▸ **Prompt**
Go through the lines below and count those that contain "fluorescence"; the number is all that should be returned.

▸ **Information**
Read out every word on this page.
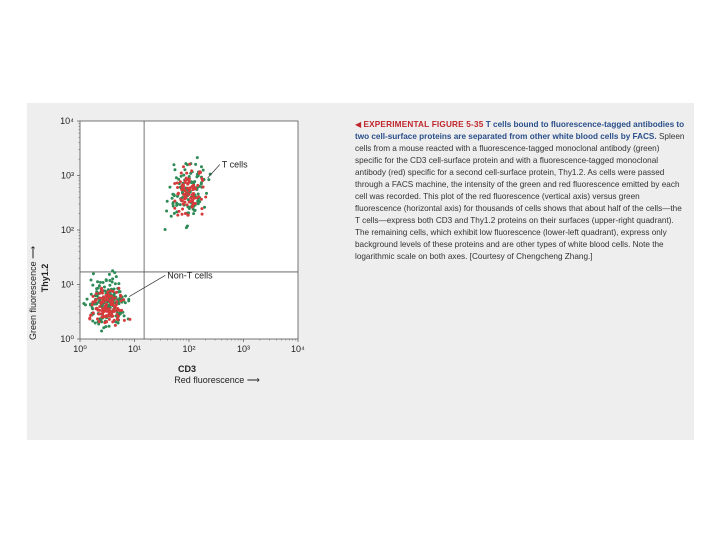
10⁰
10⁰
10¹
10¹
10²
10²
10³
10³
10⁴
10⁴
T cells
Non-T cells
Green fluorescence ⟶
Thy1.2
CD3
Red fluorescence ⟶
◀ EXPERIMENTAL FIGURE 5-35 T cells bound to fluorescence-tagged antibodies to two cell-surface proteins are separated from other white blood cells by FACS. Spleen cells from a mouse reacted with a fluorescence-tagged monoclonal antibody (green) specific for the CD3 cell-surface protein and with a fluorescence-tagged monoclonal antibody (red) specific for a second cell-surface protein, Thy1.2. As cells were passed through a FACS machine, the intensity of the green and red fluorescence emitted by each cell was recorded. This plot of the red fluorescence (vertical axis) versus green fluorescence (horizontal axis) for thousands of cells shows that about half of the cells—the T cells—express both CD3 and Thy1.2 proteins on their surfaces (upper-right quadrant). The remaining cells, which exhibit low fluorescence (lower-left quadrant), express only background levels of these proteins and are other types of white blood cells. Note the logarithmic scale on both axes. [Courtesy of Chengcheng Zhang.]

▸ **Answer for this exercise**
3